__TASK BRIEF__: Rewrite the material from the line with "- series-line-3: [555, 141, 1208, 581]" to the line with "- overlay-files-label: Overlay", changing "watermark-letter" to "watermark-char" and leaving everything else the same.

-- START OF PROVIDED ENTRIES --

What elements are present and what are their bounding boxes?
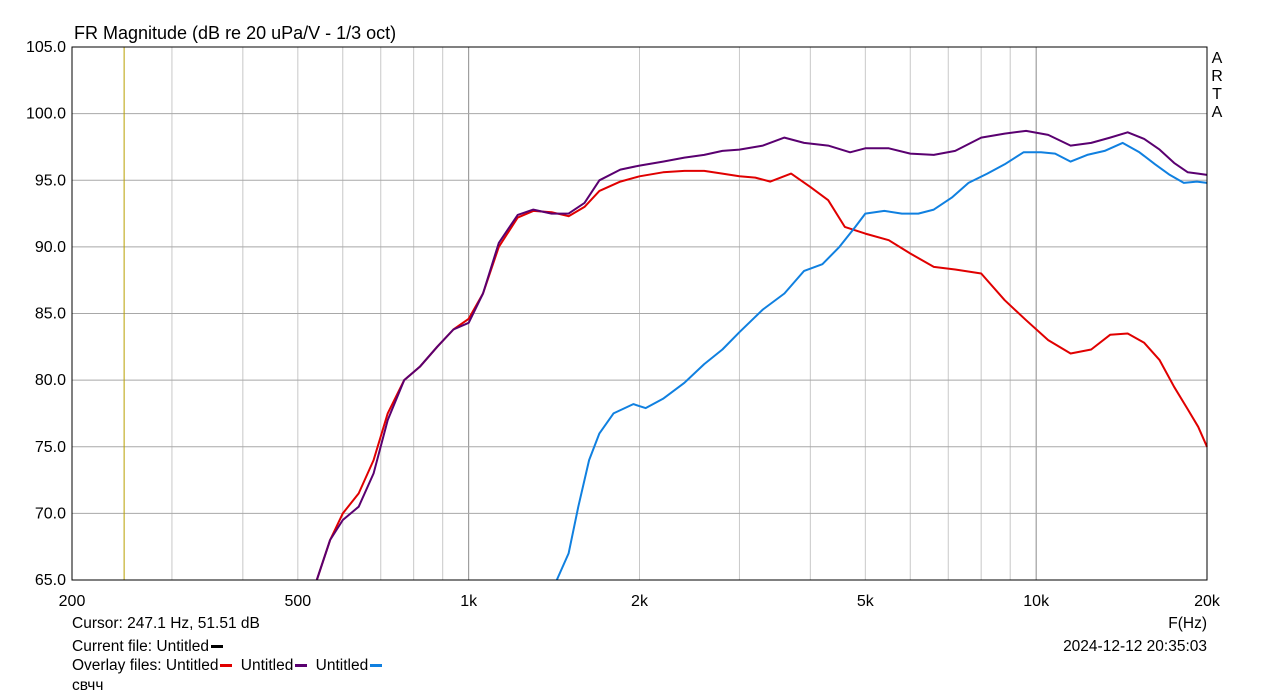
- series-line-3: [555, 141, 1208, 581]
- watermark-letter: A: [1212, 104, 1223, 121]
- timestamp: 2024-12-12 20:35:03: [1063, 638, 1207, 655]
- x-tick-label: 500: [284, 593, 311, 610]
- y-tick-labels: 65.0 70.0 75.0 80.0 85.0 90.0 95.0 100.0 105.0: [26, 39, 66, 589]
- cursor-readout: Cursor: 247.1 Hz, 51.51 dB: [72, 615, 260, 632]
- x-tick-label: 1k: [460, 593, 478, 610]
- freq-axis-label: F(Hz): [1168, 615, 1207, 632]
- y-tick-label: 80.0: [35, 372, 66, 389]
- watermark-letter: A: [1212, 50, 1223, 67]
- y-tick-label: 85.0: [35, 306, 66, 323]
- x-tick-label: 5k: [857, 593, 875, 610]
- chart-title: FR Magnitude (dB re 20 uPa/V - 1/3 oct): [74, 23, 396, 43]
- x-tick-label: 2k: [631, 593, 649, 610]
- plot-frame: [71, 46, 1208, 581]
- overlay-file-2-swatch: [295, 664, 308, 668]
- y-tick-label: 95.0: [35, 172, 66, 189]
- x-tick-label: 10k: [1023, 593, 1050, 610]
- x-tick-label: 200: [59, 593, 86, 610]
- y-tick-label: 105.0: [26, 39, 66, 56]
- series-group: [315, 129, 1208, 581]
- y-tick-label: 100.0: [26, 106, 66, 123]
- overlay-file-3: Untitled: [315, 657, 369, 674]
- x-tick-label: 20k: [1194, 593, 1221, 610]
- overlay-file-1-swatch: [220, 664, 233, 668]
- current-file-swatch: [210, 645, 223, 649]
- y-tick-label: 70.0: [35, 505, 66, 522]
- watermark-letter: R: [1211, 68, 1223, 85]
- overlay-file-3-swatch: [370, 664, 383, 668]
- note-text: свчч: [72, 677, 104, 694]
- overlay-files-label: Overlay files:: [72, 657, 162, 674]
- overlay-file-1: Untitled: [165, 657, 219, 674]
- y-tick-label: 90.0: [35, 239, 66, 256]
- grid: [72, 47, 1207, 580]
- current-file-label: Current file: Untitled: [72, 638, 209, 655]
- series-line-2: [315, 129, 1208, 581]
- y-tick-label: 75.0: [35, 439, 66, 456]
- current-file-line: Current file: Untitled: [72, 638, 227, 656]
- watermark-letter: T: [1212, 86, 1222, 103]
- x-tick-labels: 200 500 1k 2k 5k 10k 20k: [59, 593, 1221, 610]
- overlay-files-line: Overlay files: Untitled Untitled Untitle…: [72, 657, 386, 675]
- y-tick-label: 65.0: [35, 572, 66, 589]
- overlay-file-2: Untitled: [240, 657, 294, 674]
- series-line-1: [315, 169, 1208, 581]
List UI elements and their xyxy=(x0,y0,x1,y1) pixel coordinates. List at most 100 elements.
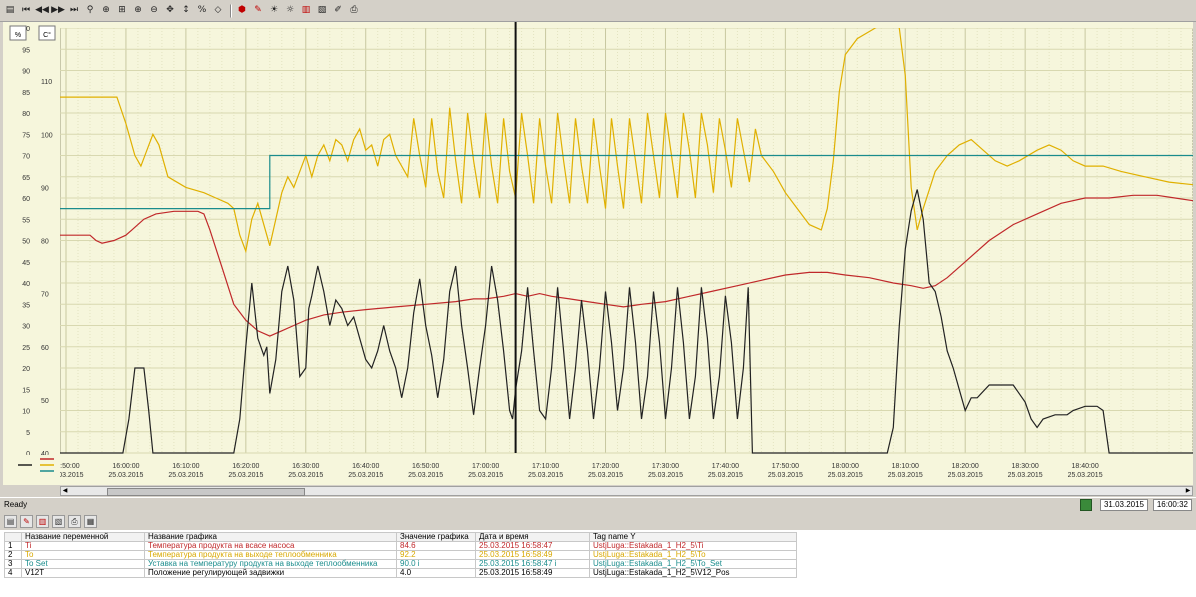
legend-print-icon[interactable]: ⎙ xyxy=(68,514,81,528)
legend-row-tag: UstjLuga::Estakada_1_H2_5\V12_Pos xyxy=(589,568,797,578)
y-right-tick: 80 xyxy=(41,239,49,246)
x-tick-time: 17:10:00 xyxy=(532,463,559,470)
legend-body: 1 Ti Температура продукта на всасе насос… xyxy=(4,541,797,578)
zoom-in-alt-icon[interactable]: ⊕ xyxy=(134,5,142,15)
scroll-right-icon[interactable]: ▶ xyxy=(1185,488,1191,494)
x-tick-date: 25.03.2015 xyxy=(408,472,443,479)
trend-chart-svg[interactable]: 15:50:00 25.03.2015 16:00:00 25.03.2015 16:1… xyxy=(3,22,1194,485)
unit-box-left xyxy=(9,25,27,41)
x-tick-time: 15:50:00 xyxy=(52,463,79,470)
x-tick-date: 25.03.2015 xyxy=(648,472,683,479)
status-bar: Ready 31.03.2015 16:00:32 xyxy=(0,497,1196,512)
zoom-reset-icon[interactable]: ⊖ xyxy=(150,5,158,15)
stop-icon[interactable]: ⬢ xyxy=(238,5,246,15)
x-tick-time: 18:00:00 xyxy=(832,463,859,470)
x-tick-date: 25.03.2015 xyxy=(168,472,203,479)
pan-icon[interactable]: ✥ xyxy=(166,5,174,15)
status-date[interactable]: 31.03.2015 xyxy=(1099,499,1148,511)
legend-row-var: Ti xyxy=(21,541,145,551)
trend-chart[interactable]: 15:50:00 25.03.2015 16:00:00 25.03.2015 16:1… xyxy=(3,22,1194,485)
x-tick-date: 25.03.2015 xyxy=(528,472,563,479)
calendar-icon[interactable] xyxy=(1080,499,1092,511)
x-tick-time: 16:30:00 xyxy=(292,463,319,470)
scroll-left-icon[interactable]: ◀ xyxy=(62,488,68,494)
legend-row-value: 4.0 xyxy=(396,568,476,578)
legend-row[interactable]: 1 Ti Температура продукта на всасе насос… xyxy=(4,541,797,551)
y-right-tick: 60 xyxy=(41,345,49,352)
y-left-tick: 65 xyxy=(22,175,30,182)
legend-toolbar: ▤ ✎ ▥ ▧ ⎙ ▦ xyxy=(0,512,1196,530)
status-time[interactable]: 16:00:32 xyxy=(1152,499,1192,511)
last-icon[interactable]: ⏭ xyxy=(69,5,79,15)
y-left-tick: 75 xyxy=(22,132,30,139)
zoom-out-icon[interactable]: ⚲ xyxy=(86,5,94,15)
y-right-tick: 90 xyxy=(41,185,49,192)
marker-icon[interactable]: ◇ xyxy=(214,5,222,15)
legend-header-var[interactable]: Название переменной xyxy=(21,532,145,542)
percent-icon[interactable]: % xyxy=(197,5,207,15)
x-tick-time: 18:20:00 xyxy=(952,463,979,470)
y-left-tick: 35 xyxy=(22,302,30,309)
legend-row[interactable]: 4 V12T Положение регулирующей задвижки 4… xyxy=(4,568,797,578)
zoom-area-icon[interactable]: ⊞ xyxy=(118,5,126,15)
x-tick-date: 25.03.2015 xyxy=(948,472,983,479)
swatch-area xyxy=(3,455,60,485)
y-left-tick: 20 xyxy=(22,366,30,373)
unit-right: C° xyxy=(43,31,51,39)
legend-row[interactable]: 2 To Температура продукта на выходе тепл… xyxy=(4,550,797,560)
zoom-in-icon[interactable]: ⊕ xyxy=(102,5,110,15)
legend-pen-icon[interactable]: ✎ xyxy=(20,514,33,528)
x-tick-time: 17:40:00 xyxy=(712,463,739,470)
chart-toolbar: ▤ ⏮ ◀◀ ▶▶ ⏭ ⚲ ⊕ ⊞ ⊕ ⊖ ✥ ↕ % ◇ ⬢ ✎ ☀ ☼ ▥ … xyxy=(0,0,1196,22)
top-mask xyxy=(60,22,1193,28)
unit-box-right xyxy=(38,25,56,41)
rewind-icon[interactable]: ◀◀ xyxy=(35,5,49,15)
axis-panel xyxy=(3,22,60,485)
scroll-thumb[interactable] xyxy=(107,488,305,496)
chart-icon[interactable]: ▧ xyxy=(317,5,327,15)
x-tick-time: 17:30:00 xyxy=(652,463,679,470)
y-left-tick: 55 xyxy=(22,217,30,224)
x-tick-time: 16:50:00 xyxy=(412,463,439,470)
x-tick-time: 18:40:00 xyxy=(1071,463,1098,470)
x-tick-date: 25.03.2015 xyxy=(588,472,623,479)
x-tick-date: 25.03.2015 xyxy=(348,472,383,479)
legend-chart-icon[interactable]: ▧ xyxy=(52,514,65,528)
export-icon[interactable]: ▥ xyxy=(301,5,311,15)
y-left-tick: 10 xyxy=(22,409,30,416)
legend-table: Название переменной Название графика Зна… xyxy=(4,532,797,578)
first-icon[interactable]: ⏮ xyxy=(21,5,31,15)
x-tick-time: 16:20:00 xyxy=(232,463,259,470)
x-tick-time: 18:10:00 xyxy=(892,463,919,470)
x-tick-date: 25.03.2015 xyxy=(1068,472,1103,479)
y-right-tick: 40 xyxy=(41,451,49,458)
pen-icon[interactable]: ✎ xyxy=(254,5,262,15)
x-tick-date: 25.03.2015 xyxy=(1008,472,1043,479)
unit-left: % xyxy=(15,32,21,39)
legend-row-var: V12T xyxy=(21,568,145,578)
series-line-to-set xyxy=(60,154,1193,210)
x-tick-date: 25.03.2015 xyxy=(48,472,83,479)
properties-icon[interactable]: ▤ xyxy=(5,5,15,15)
legend-properties-icon[interactable]: ▤ xyxy=(4,514,17,528)
x-tick-time: 16:40:00 xyxy=(352,463,379,470)
status-text: Ready xyxy=(4,500,28,509)
bulb-alt-icon[interactable]: ☼ xyxy=(285,5,295,15)
y-left-tick: 60 xyxy=(22,196,30,203)
x-tick-date: 25.03.2015 xyxy=(888,472,923,479)
forward-icon[interactable]: ▶▶ xyxy=(51,5,65,15)
legend-export-icon[interactable]: ▥ xyxy=(36,514,49,528)
x-tick-time: 17:20:00 xyxy=(592,463,619,470)
zoom-x-icon[interactable]: ↕ xyxy=(182,5,190,15)
y-left-tick: 0 xyxy=(26,451,30,458)
edit-icon[interactable]: ✐ xyxy=(334,5,342,15)
legend-row-datetime: 25.03.2015 16:58:49 xyxy=(475,568,590,578)
print-icon[interactable]: ⎙ xyxy=(350,5,358,15)
legend-panel: Название переменной Название графика Зна… xyxy=(0,530,1196,597)
legend-save-icon[interactable]: ▦ xyxy=(84,514,97,528)
y-left-tick: 15 xyxy=(22,387,30,394)
bulb-icon[interactable]: ☀ xyxy=(269,5,279,15)
series-line-v12t xyxy=(60,189,1193,454)
y-left-tick: 40 xyxy=(22,281,30,288)
time-scrollbar[interactable]: ◀ ▶ xyxy=(60,486,1193,496)
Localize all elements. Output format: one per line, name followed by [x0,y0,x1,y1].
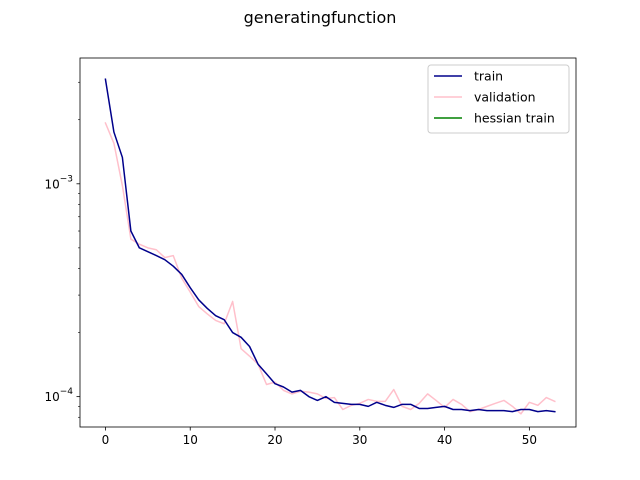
legend-box [427,64,570,134]
x-tick-label: 10 [183,433,198,447]
y-tick-label: 10−4 [44,387,73,404]
x-tick-label: 30 [352,433,367,447]
series-line-train [104,78,556,413]
x-tick-label: 20 [267,433,282,447]
y-tick-base: 10 [44,390,59,404]
x-tick-label: 50 [522,433,537,447]
y-tick-exponent: −3 [60,174,73,184]
x-tick-label: 0 [102,433,110,447]
axes-frame [79,57,577,428]
legend-label: train [474,69,503,84]
plot-area [104,78,556,415]
x-tick-label: 40 [437,433,452,447]
legend-label: validation [474,90,536,105]
legend-label: hessian train [474,111,555,126]
y-tick-label: 10−3 [44,174,73,191]
y-tick-exponent: −4 [60,387,74,397]
chart-title: generatingfunction [244,8,397,27]
y-tick-base: 10 [44,177,59,191]
legend: train validation hessian train [427,64,570,134]
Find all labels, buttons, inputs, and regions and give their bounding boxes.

-- END OF PROVIDED ENTRIES --

__RESPONSE TO THIS EXERCISE__:
- series-line-3: [555, 141, 1208, 581]
- watermark-char: A: [1212, 104, 1223, 121]
- timestamp: 2024-12-12 20:35:03: [1063, 638, 1207, 655]
- x-tick-label: 500: [284, 593, 311, 610]
- y-tick-labels: 65.0 70.0 75.0 80.0 85.0 90.0 95.0 100.0 105.0: [26, 39, 66, 589]
- cursor-readout: Cursor: 247.1 Hz, 51.51 dB: [72, 615, 260, 632]
- x-tick-label: 1k: [460, 593, 478, 610]
- freq-axis-label: F(Hz): [1168, 615, 1207, 632]
- y-tick-label: 80.0: [35, 372, 66, 389]
- watermark-char: A: [1212, 50, 1223, 67]
- y-tick-label: 85.0: [35, 306, 66, 323]
- x-tick-label: 5k: [857, 593, 875, 610]
- chart-title: FR Magnitude (dB re 20 uPa/V - 1/3 oct): [74, 23, 396, 43]
- x-tick-label: 2k: [631, 593, 649, 610]
- plot-frame: [71, 46, 1208, 581]
- overlay-file-2-swatch: [295, 664, 308, 668]
- y-tick-label: 95.0: [35, 172, 66, 189]
- x-tick-label: 10k: [1023, 593, 1050, 610]
- x-tick-label: 200: [59, 593, 86, 610]
- y-tick-label: 105.0: [26, 39, 66, 56]
- series-group: [315, 129, 1208, 581]
- y-tick-label: 100.0: [26, 106, 66, 123]
- overlay-file-3: Untitled: [315, 657, 369, 674]
- x-tick-label: 20k: [1194, 593, 1221, 610]
- overlay-file-1-swatch: [220, 664, 233, 668]
- current-file-swatch: [210, 645, 223, 649]
- y-tick-label: 70.0: [35, 505, 66, 522]
- watermark-char: R: [1211, 68, 1223, 85]
- overlay-file-3-swatch: [370, 664, 383, 668]
- note-text: свчч: [72, 677, 104, 694]
- overlay-files-label: Overlay files:: [72, 657, 162, 674]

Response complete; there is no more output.